- PROBLEM TO SOLVE -
Only the pictures are to be left out; set down the rest of the records exactly.

-------------------------

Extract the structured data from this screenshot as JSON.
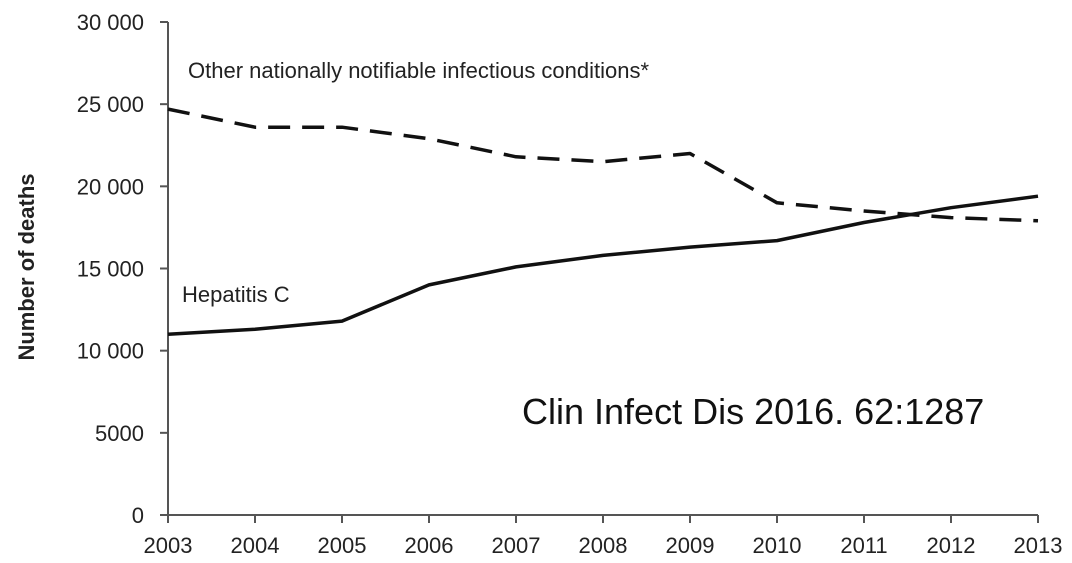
{
  "chart_data": {
    "type": "line",
    "title": "",
    "xlabel": "",
    "ylabel": "Number of deaths",
    "x": [
      2003,
      2004,
      2005,
      2006,
      2007,
      2008,
      2009,
      2010,
      2011,
      2012,
      2013
    ],
    "x_tick_labels": [
      "2003",
      "2004",
      "2005",
      "2006",
      "2007",
      "2008",
      "2009",
      "2010",
      "2011",
      "2012",
      "2013"
    ],
    "ylim": [
      0,
      30000
    ],
    "y_ticks": [
      0,
      5000,
      10000,
      15000,
      20000,
      25000,
      30000
    ],
    "y_tick_labels": [
      "0",
      "5000",
      "10 000",
      "15 000",
      "20 000",
      "25 000",
      "30 000"
    ],
    "grid": false,
    "series": [
      {
        "name": "Hepatitis C",
        "line_style": "solid",
        "color": "#111111",
        "values": [
          11000,
          11300,
          11800,
          14000,
          15100,
          15800,
          16300,
          16700,
          17800,
          18700,
          19400
        ]
      },
      {
        "name": "Other nationally notifiable infectious conditions*",
        "line_style": "dashed",
        "color": "#111111",
        "values": [
          24700,
          23600,
          23600,
          22900,
          21800,
          21500,
          22000,
          19000,
          18500,
          18100,
          17900
        ]
      }
    ],
    "annotations": [
      "Clin Infect Dis 2016. 62:1287"
    ]
  }
}
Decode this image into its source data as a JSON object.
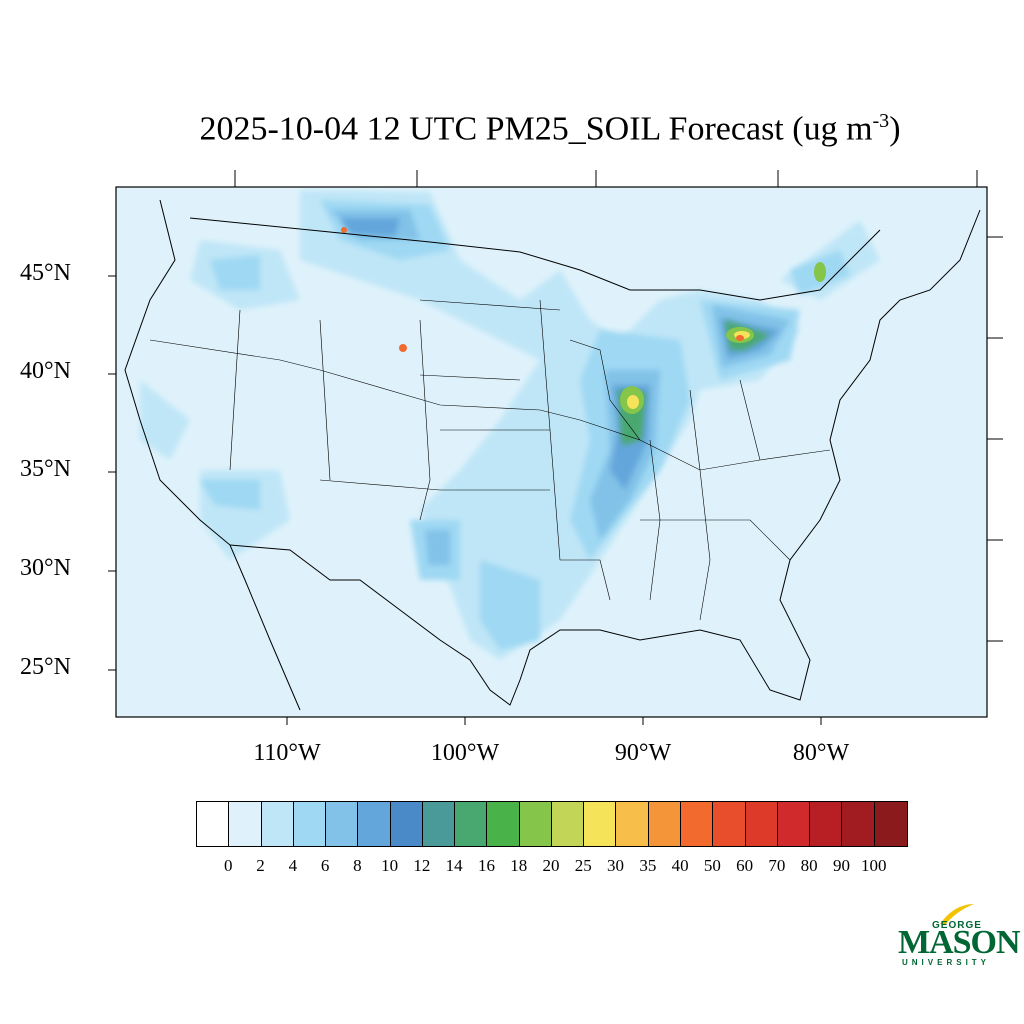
{
  "title": {
    "main": "2025-10-04 12 UTC PM25_SOIL Forecast (ug m",
    "exponent": "-3",
    "close": ")"
  },
  "lat_labels": [
    "45°N",
    "40°N",
    "35°N",
    "30°N",
    "25°N"
  ],
  "lon_labels": [
    "110°W",
    "100°W",
    "90°W",
    "80°W"
  ],
  "colorbar": {
    "labels": [
      "0",
      "2",
      "4",
      "6",
      "8",
      "10",
      "12",
      "14",
      "16",
      "18",
      "20",
      "25",
      "30",
      "35",
      "40",
      "50",
      "60",
      "70",
      "80",
      "90",
      "100"
    ],
    "colors": [
      "#ffffff",
      "#dff2fb",
      "#bfe6f7",
      "#9fd8f3",
      "#82c2e8",
      "#63a6db",
      "#4a8ac9",
      "#4a9a9a",
      "#49a870",
      "#49b34a",
      "#85c54a",
      "#c3d557",
      "#f5e35a",
      "#f7be4a",
      "#f5953a",
      "#f26a2e",
      "#e84e2c",
      "#de3a2a",
      "#d02a2c",
      "#b81f25",
      "#a01c20",
      "#8a1a1c"
    ]
  },
  "logo": {
    "top": "GEORGE",
    "main": "MASON",
    "bottom": "UNIVERSITY"
  },
  "colors": {
    "background_field": "#dff2fb",
    "boundary": "#000000"
  }
}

-------------------------

- THE SOLUTION -
Extract the structured data from this screenshot as JSON.
{
  "chart_data": {
    "type": "line",
    "title": "",
    "xlabel": "",
    "ylabel": "Number of deaths",
    "x": [
      2003,
      2004,
      2005,
      2006,
      2007,
      2008,
      2009,
      2010,
      2011,
      2012,
      2013
    ],
    "x_tick_labels": [
      "2003",
      "2004",
      "2005",
      "2006",
      "2007",
      "2008",
      "2009",
      "2010",
      "2011",
      "2012",
      "2013"
    ],
    "ylim": [
      0,
      30000
    ],
    "y_ticks": [
      0,
      5000,
      10000,
      15000,
      20000,
      25000,
      30000
    ],
    "y_tick_labels": [
      "0",
      "5000",
      "10 000",
      "15 000",
      "20 000",
      "25 000",
      "30 000"
    ],
    "grid": false,
    "series": [
      {
        "name": "Hepatitis C",
        "line_style": "solid",
        "color": "#111111",
        "values": [
          11000,
          11300,
          11800,
          14000,
          15100,
          15800,
          16300,
          16700,
          17800,
          18700,
          19400
        ]
      },
      {
        "name": "Other nationally notifiable infectious conditions*",
        "line_style": "dashed",
        "color": "#111111",
        "values": [
          24700,
          23600,
          23600,
          22900,
          21800,
          21500,
          22000,
          19000,
          18500,
          18100,
          17900
        ]
      }
    ],
    "annotations": [
      "Clin Infect Dis 2016. 62:1287"
    ]
  }
}
Decode this image into its source data as a JSON object.
{
  "title": {
    "main": "2025-10-04 12 UTC PM25_SOIL Forecast (ug m",
    "exponent": "-3",
    "close": ")"
  },
  "lat_labels": [
    "45°N",
    "40°N",
    "35°N",
    "30°N",
    "25°N"
  ],
  "lon_labels": [
    "110°W",
    "100°W",
    "90°W",
    "80°W"
  ],
  "colorbar": {
    "labels": [
      "0",
      "2",
      "4",
      "6",
      "8",
      "10",
      "12",
      "14",
      "16",
      "18",
      "20",
      "25",
      "30",
      "35",
      "40",
      "50",
      "60",
      "70",
      "80",
      "90",
      "100"
    ],
    "colors": [
      "#ffffff",
      "#dff2fb",
      "#bfe6f7",
      "#9fd8f3",
      "#82c2e8",
      "#63a6db",
      "#4a8ac9",
      "#4a9a9a",
      "#49a870",
      "#49b34a",
      "#85c54a",
      "#c3d557",
      "#f5e35a",
      "#f7be4a",
      "#f5953a",
      "#f26a2e",
      "#e84e2c",
      "#de3a2a",
      "#d02a2c",
      "#b81f25",
      "#a01c20",
      "#8a1a1c"
    ]
  },
  "logo": {
    "top": "GEORGE",
    "main": "MASON",
    "bottom": "UNIVERSITY"
  },
  "colors": {
    "background_field": "#dff2fb",
    "boundary": "#000000"
  }
}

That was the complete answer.